In the Daytime Emmy winner’s absence from the royal nuptials, Charles walked Meghan down the aisle. During her bombshell CBS tell-all interview, the philanthropist addressed her falling out with Thomas.
“I grieve a lot,” she said in the March 2021 broadcast. “I mean, I’ve lost my father. I lost a baby. I nearly lost my name. I mean, there’s the loss of identity. But I’m still standing, and my hope for people in the takeaway from this is to know that there’s another side.”
Harry, for his part, has also been through ups and downs with his father, claiming in the same CBS interview that he felt “let down” by Charles’ response to the pair’s royal exit. “I will always love him,” Harry said at the time. “There’s a lot of hurt that’s happened. I will continue to make it one of my priorities to heal that relationship.”

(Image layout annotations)
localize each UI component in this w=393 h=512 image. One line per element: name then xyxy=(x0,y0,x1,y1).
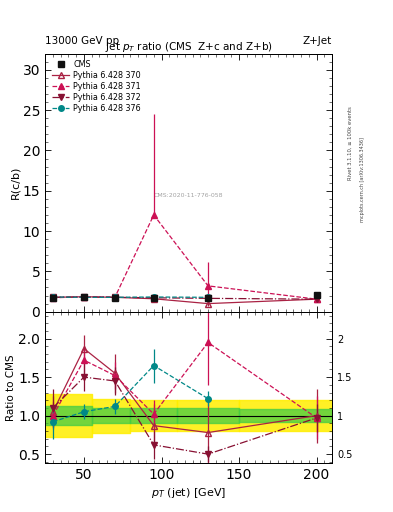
Y-axis label: R(c/b): R(c/b) xyxy=(10,166,20,199)
X-axis label: $p_T$ (jet) [GeV]: $p_T$ (jet) [GeV] xyxy=(151,486,226,500)
Y-axis label: Ratio to CMS: Ratio to CMS xyxy=(6,354,16,421)
Text: Rivet 3.1.10, ≥ 100k events: Rivet 3.1.10, ≥ 100k events xyxy=(348,106,353,180)
Text: 13000 GeV pp: 13000 GeV pp xyxy=(45,36,119,46)
Text: CMS:2020-11-776-058: CMS:2020-11-776-058 xyxy=(154,193,223,198)
Text: mcplots.cern.ch [arXiv:1306.3436]: mcplots.cern.ch [arXiv:1306.3436] xyxy=(360,137,365,222)
Text: Z+Jet: Z+Jet xyxy=(303,36,332,46)
Title: Jet $p_T$ ratio (CMS  Z+c and Z+b): Jet $p_T$ ratio (CMS Z+c and Z+b) xyxy=(105,39,272,54)
Legend: CMS, Pythia 6.428 370, Pythia 6.428 371, Pythia 6.428 372, Pythia 6.428 376: CMS, Pythia 6.428 370, Pythia 6.428 371,… xyxy=(49,58,143,116)
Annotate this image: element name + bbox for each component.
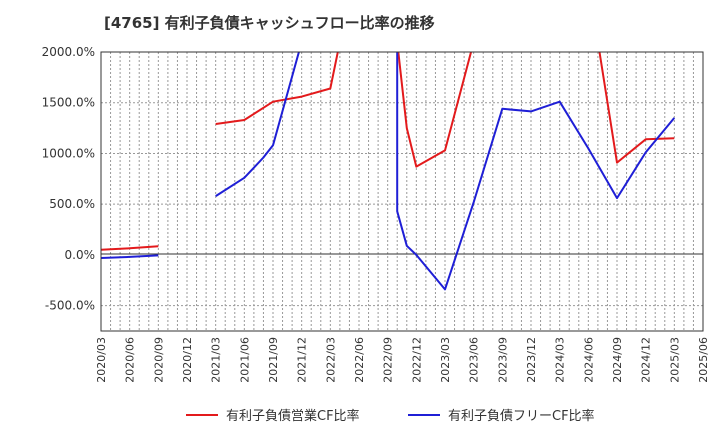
legend-label-operating-cf: 有利子負債営業CF比率: [226, 409, 360, 424]
x-tick-label: 2024/12: [640, 337, 653, 383]
x-tick-label: 2022/09: [382, 337, 395, 383]
y-tick-labels: -500.0% 0.0% 500.0% 1000.0% 1500.0% 2000.0%: [42, 45, 95, 313]
x-tick-label: 2023/06: [468, 337, 481, 383]
x-tick-label: 2021/06: [238, 337, 251, 383]
x-tick-label: 2021/12: [296, 337, 309, 383]
x-tick-label: 2025/03: [668, 337, 681, 383]
series-line-1-segment-3: [397, 52, 473, 168]
x-tick-label: 2024/03: [554, 337, 567, 383]
x-tick-label: 2022/06: [353, 337, 366, 383]
y-tick-label: 0.0%: [65, 248, 96, 262]
x-tick-label: 2020/03: [95, 337, 108, 383]
legend-item-free-cf: 有利子負債フリーCF比率: [408, 405, 595, 424]
y-tick-label: 500.0%: [49, 197, 95, 211]
x-tick-label: 2025/06: [697, 337, 710, 383]
x-tick-label: 2020/06: [124, 337, 137, 383]
legend-swatch-operating-cf: [186, 413, 218, 416]
x-tick-label: 2023/12: [525, 337, 538, 383]
plot-background: [101, 52, 703, 331]
x-gridlines: [110, 52, 694, 331]
series-line-1-segment-4: [598, 52, 675, 164]
legend-swatch-free-cf: [408, 413, 440, 416]
x-tick-label: 2020/09: [152, 337, 165, 383]
series-line-2-segment-1: [101, 254, 159, 259]
y-tick-label: 1500.0%: [42, 96, 95, 110]
y-tick-label: 2000.0%: [42, 45, 95, 59]
x-tick-label: 2023/09: [496, 337, 509, 383]
legend-item-operating-cf: 有利子負債営業CF比率: [186, 405, 360, 424]
series-layer: [101, 52, 676, 291]
plot-frame: [100, 51, 704, 332]
y-tick-label: 1000.0%: [42, 146, 95, 160]
x-tick-label: 2020/12: [181, 337, 194, 383]
x-tick-label: 2024/06: [582, 337, 595, 383]
x-tick-label: 2022/03: [324, 337, 337, 383]
chart-title: [4765] 有利子負債キャッシュフロー比率の推移: [104, 14, 435, 32]
series-line-1-segment-1: [101, 245, 159, 251]
series-line-2-segment-2: [215, 52, 300, 197]
series-line-2-segment-3: [396, 52, 676, 291]
x-tick-label: 2023/03: [439, 337, 452, 383]
x-tick-label: 2021/09: [267, 337, 280, 383]
x-tick-labels: 2020/03 2020/06 2020/09 2020/12 2021/03 2021/…: [95, 337, 710, 383]
x-tick-label: 2024/09: [611, 337, 624, 383]
series-line-1-segment-2: [215, 52, 339, 125]
x-tick-label: 2021/03: [210, 337, 223, 383]
legend-label-free-cf: 有利子負債フリーCF比率: [448, 409, 595, 424]
x-tick-label: 2022/12: [410, 337, 423, 383]
y-tick-label: -500.0%: [45, 299, 95, 313]
legend: 有利子負債営業CF比率 有利子負債フリーCF比率: [0, 405, 720, 427]
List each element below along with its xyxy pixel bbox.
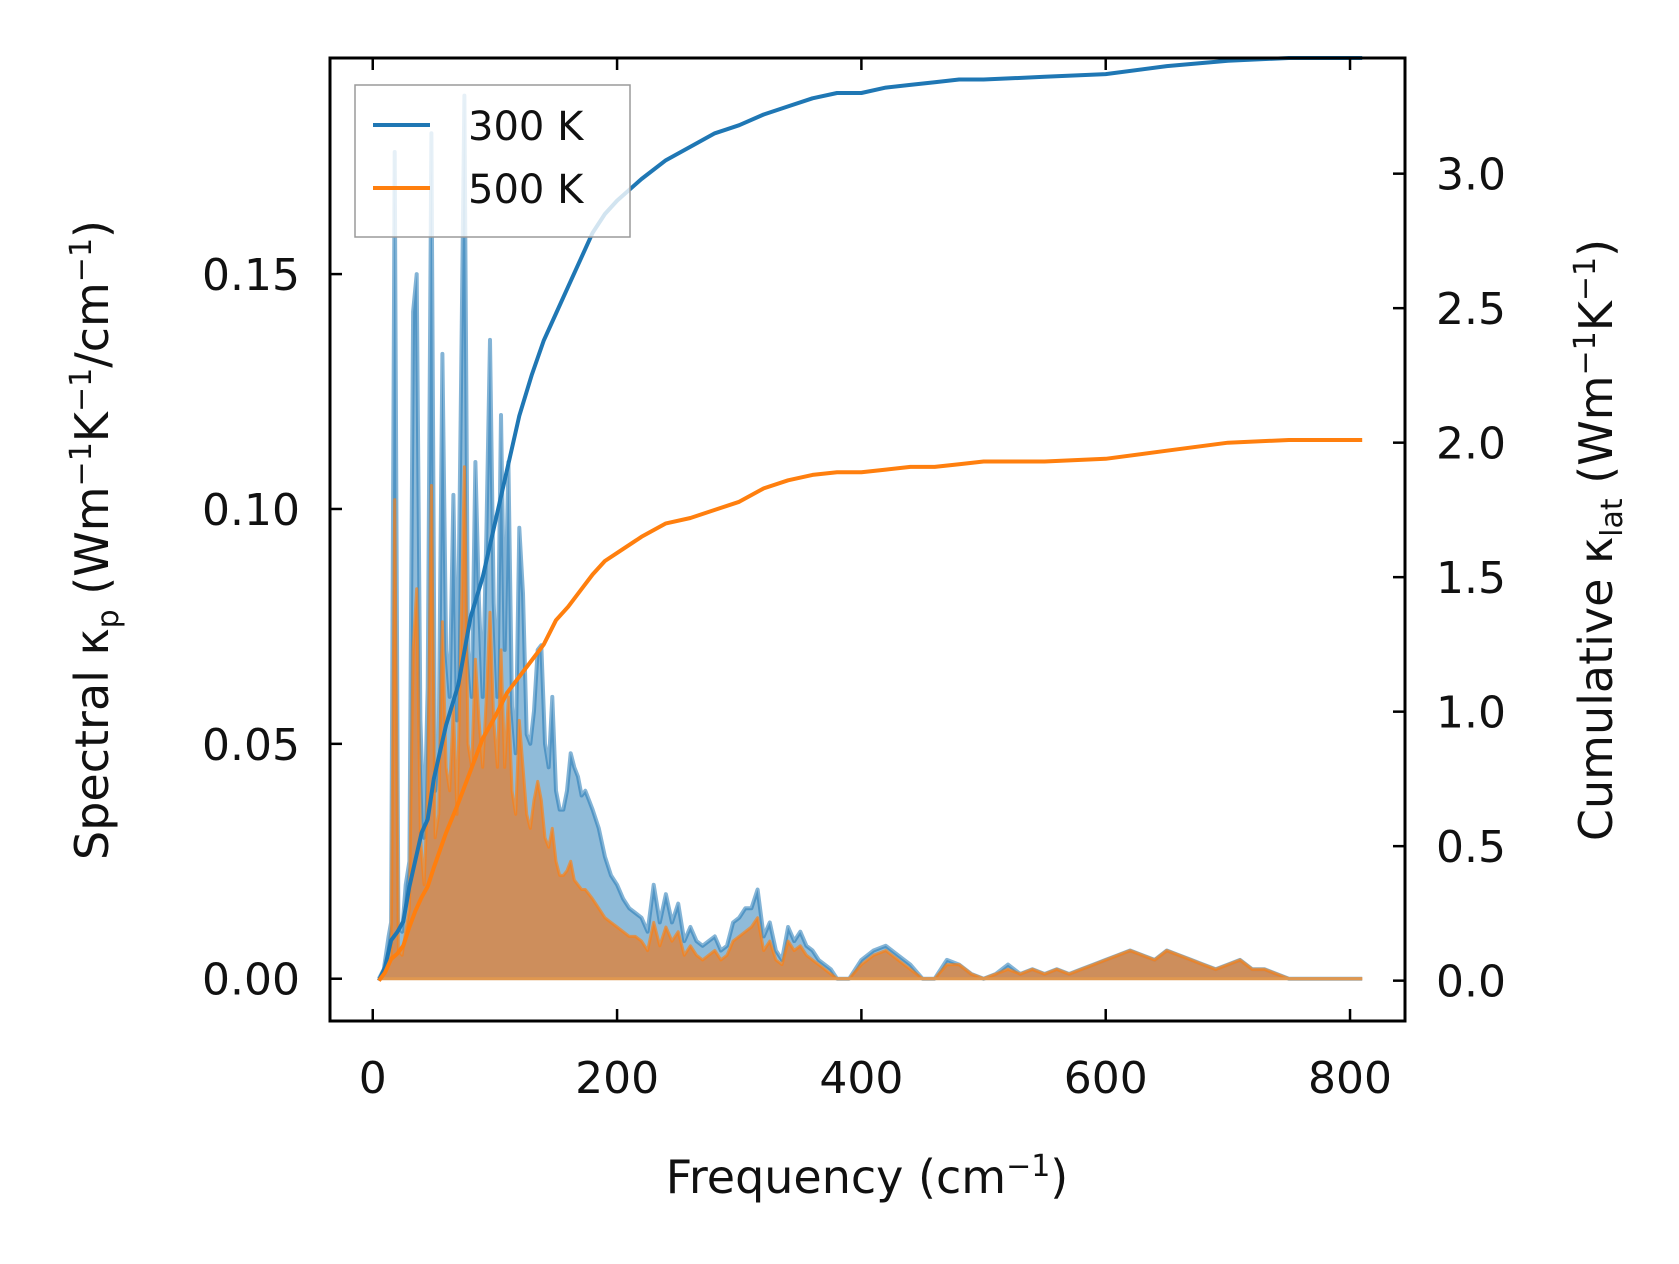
y-tick-label-right: 2.5	[1436, 284, 1506, 335]
y-axis-label-right: Cumulative κlat (Wm−1K−1)	[1568, 239, 1630, 841]
y-tick-label-left: 0.00	[202, 955, 300, 1006]
spectral-area-500k	[378, 466, 1363, 979]
legend: 300 K 500 K	[354, 84, 631, 238]
y-tick-label-right: 0.5	[1436, 822, 1506, 873]
x-axis-label: Frequency (cm−1)	[666, 1149, 1069, 1204]
plot-frame	[328, 56, 1407, 1023]
x-tick-label: 400	[819, 1053, 903, 1104]
y-tick-label-left: 0.05	[202, 720, 300, 771]
y-tick-label-right: 2.0	[1436, 419, 1506, 470]
x-tick-label: 0	[359, 1053, 387, 1104]
y-tick-label-right: 1.0	[1436, 688, 1506, 739]
legend-box	[354, 84, 631, 238]
y-axis-label-left: Spectral κp (Wm−1K−1/cm−1)	[64, 220, 126, 860]
y-tick-label-left: 0.10	[202, 485, 300, 536]
y-tick-label-right: 0.0	[1436, 957, 1506, 1008]
spectral-line-500k	[377, 465, 1363, 981]
spectral-area-layer	[377, 93, 1363, 981]
cumulative-line-500k	[377, 438, 1363, 982]
legend-label-300k: 300 K	[468, 104, 585, 150]
x-tick-label: 200	[575, 1053, 659, 1104]
y-tick-label-right: 1.5	[1436, 553, 1506, 604]
y-tick-label-left: 0.15	[202, 250, 300, 301]
tick-layer: 0 200 400 600 800 0.00 0.05 0.10 0.15 0.0 0.5 1.0 1.…	[202, 58, 1506, 1104]
x-tick-label: 800	[1308, 1053, 1392, 1104]
x-tick-label: 600	[1064, 1053, 1148, 1104]
y-tick-label-right: 3.0	[1436, 150, 1506, 201]
legend-label-500k: 500 K	[468, 167, 585, 213]
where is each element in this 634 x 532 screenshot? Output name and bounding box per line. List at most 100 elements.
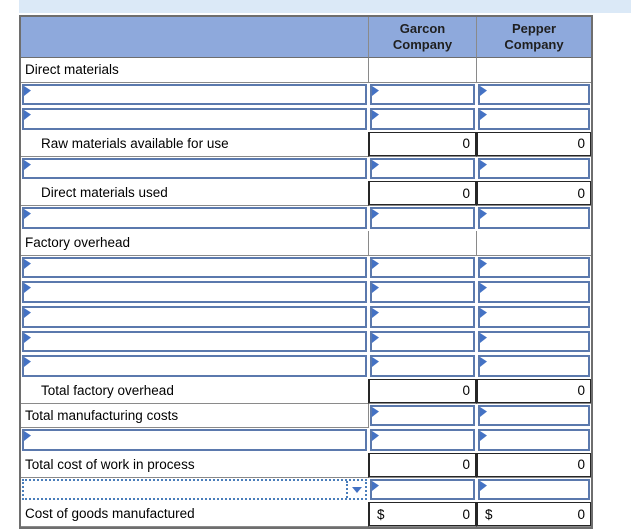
subtotal-value: 0: [369, 181, 476, 205]
table-row: [21, 354, 591, 379]
entry-flag-icon: [24, 357, 31, 368]
garcon-amount-input[interactable]: [370, 207, 475, 229]
pepper-amount-input[interactable]: [478, 330, 590, 353]
pepper-value-cell: [477, 107, 591, 133]
table-row: Total manufacturing costs: [21, 403, 591, 429]
label-text-input[interactable]: [22, 83, 367, 106]
entry-flag-icon: [480, 431, 487, 442]
label-text-input[interactable]: [22, 429, 367, 451]
pepper-value-cell: [477, 330, 591, 355]
garcon-amount-input[interactable]: [370, 330, 475, 353]
table-row: Direct materials used 0 0: [21, 181, 591, 207]
garcon-value-cell: [369, 58, 477, 83]
subtotal-value: $0: [369, 502, 476, 526]
amount-value: 0: [462, 506, 470, 522]
row-label-cell: [21, 156, 369, 182]
pepper-amount-input[interactable]: [478, 83, 590, 106]
table-row: [21, 82, 591, 108]
row-label: Raw materials available for use: [41, 136, 229, 152]
pepper-amount-input[interactable]: [478, 256, 590, 279]
table-row: [21, 156, 591, 182]
garcon-amount-input[interactable]: [370, 83, 475, 106]
garcon-amount-input[interactable]: [370, 157, 475, 180]
table-row: Cost of goods manufactured $0 $0: [21, 502, 591, 528]
amount-value: 0: [462, 185, 470, 201]
garcon-amount-input[interactable]: [370, 478, 475, 501]
row-label-cell: [21, 428, 369, 453]
garcon-value-cell: 0: [369, 132, 477, 157]
entry-flag-icon: [24, 332, 31, 343]
garcon-value-cell: [369, 354, 477, 379]
currency-symbol: $: [377, 506, 385, 522]
pepper-value-cell: [477, 478, 591, 503]
select-arrow-button[interactable]: [346, 480, 365, 499]
entry-flag-icon: [24, 283, 31, 294]
garcon-amount-input[interactable]: [370, 355, 475, 377]
amount-value: 0: [462, 383, 470, 399]
garcon-amount-input[interactable]: [370, 256, 475, 279]
garcon-amount-input[interactable]: [370, 281, 475, 303]
header-cell-blank: [21, 17, 369, 58]
garcon-value-cell: [369, 206, 477, 231]
row-label: Direct materials used: [41, 185, 168, 201]
row-label: Total cost of work in process: [25, 457, 195, 472]
row-label-cell: [21, 206, 369, 231]
row-label-cell: [21, 354, 369, 379]
garcon-value-cell: [369, 329, 477, 355]
pepper-amount-input[interactable]: [478, 404, 590, 427]
pepper-amount-input[interactable]: [478, 108, 590, 131]
subtotal-value: 0: [477, 181, 591, 205]
subtotal-value: $0: [477, 502, 591, 526]
subtotal-value: 0: [369, 379, 476, 403]
garcon-amount-input[interactable]: [370, 404, 475, 427]
entry-flag-icon: [480, 406, 487, 417]
label-text-input[interactable]: [22, 305, 367, 328]
label-text-input[interactable]: [22, 330, 367, 353]
entry-flag-icon: [24, 258, 31, 269]
garcon-amount-input[interactable]: [370, 429, 475, 451]
pepper-amount-input[interactable]: [478, 429, 590, 451]
label-text-input[interactable]: [22, 355, 367, 377]
table-row: Factory overhead: [21, 230, 591, 256]
pepper-amount-input[interactable]: [478, 355, 590, 377]
label-text-input[interactable]: [22, 256, 367, 279]
pepper-amount-input[interactable]: [478, 281, 590, 303]
subtotal-value: 0: [477, 132, 591, 156]
label-text-input[interactable]: [22, 108, 367, 131]
label-text-input[interactable]: [22, 157, 367, 180]
garcon-amount-input[interactable]: [370, 305, 475, 328]
garcon-value-cell: [369, 304, 477, 330]
amount-value: 0: [577, 185, 585, 201]
pepper-value-cell: [477, 206, 591, 231]
pepper-amount-input[interactable]: [478, 305, 590, 328]
entry-flag-icon: [480, 283, 487, 294]
entry-flag-icon: [480, 332, 487, 343]
row-label: Direct materials: [25, 62, 119, 77]
row-label: Factory overhead: [25, 234, 131, 250]
entry-flag-icon: [372, 159, 379, 170]
amount-value: 0: [577, 457, 585, 473]
garcon-amount-input[interactable]: [370, 108, 475, 131]
row-label-cell: [21, 280, 369, 305]
pepper-value-cell: [477, 58, 591, 83]
table-row: [21, 107, 591, 133]
row-label-cell: [21, 82, 369, 108]
pepper-value-cell: [477, 157, 591, 182]
label-text-input[interactable]: [22, 281, 367, 303]
entry-flag-icon: [372, 85, 379, 96]
entry-flag-icon: [372, 283, 379, 294]
row-label: Total manufacturing costs: [25, 407, 179, 423]
row-label-cell: Total factory overhead: [21, 378, 369, 404]
garcon-value-cell: 0: [369, 378, 477, 404]
pepper-value-cell: [477, 256, 591, 281]
pepper-value-cell: [477, 354, 591, 379]
entry-flag-icon: [24, 307, 31, 318]
pepper-amount-input[interactable]: [478, 157, 590, 180]
garcon-value-cell: [369, 255, 477, 281]
account-select[interactable]: [22, 478, 367, 501]
row-label-cell: [21, 329, 369, 355]
label-text-input[interactable]: [22, 207, 367, 229]
pepper-value-cell: [477, 305, 591, 330]
pepper-amount-input[interactable]: [478, 478, 590, 501]
pepper-amount-input[interactable]: [478, 207, 590, 229]
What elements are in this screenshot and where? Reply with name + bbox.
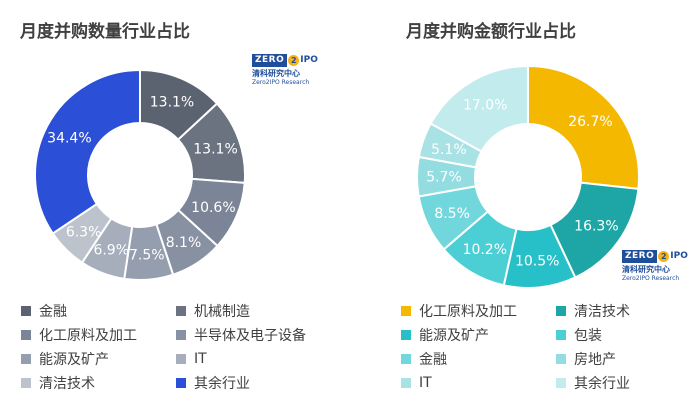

• **Work to be completed**: Continue the passage about Meghan and Harry and their fathers, picking up right after its final sentence.

• **The response**:
Two months later, the former military pilot put the future king on blast during an appearance on the “Armchair Expert” podcast. “Isn’t life about breaking the cycle?” he said, explaining how he hopes to parent his children — Archie, 3, and Lilibet, 14 months — differently than how Charles raised him. “There’s no blame. I don’t think anyone should be pointing the finger and blaming anyone. Certainly, when it comes to parenting, if I’ve experienced some form of pain and suffering because of the pain and suffering that perhaps my father or parents suffered. I’m gonna make sure I break that cycle so that I don’t pass it on.”
At the time, a source exclusively told Us Weekly that Charles felt “tortured” by his son’s jabs. “The general consensus within the royal family is to ignore Harry’s behavior to avoid fanning the flames, but Charles is finding it hard to hold back,” the insider added. “He really wants to defend himself.”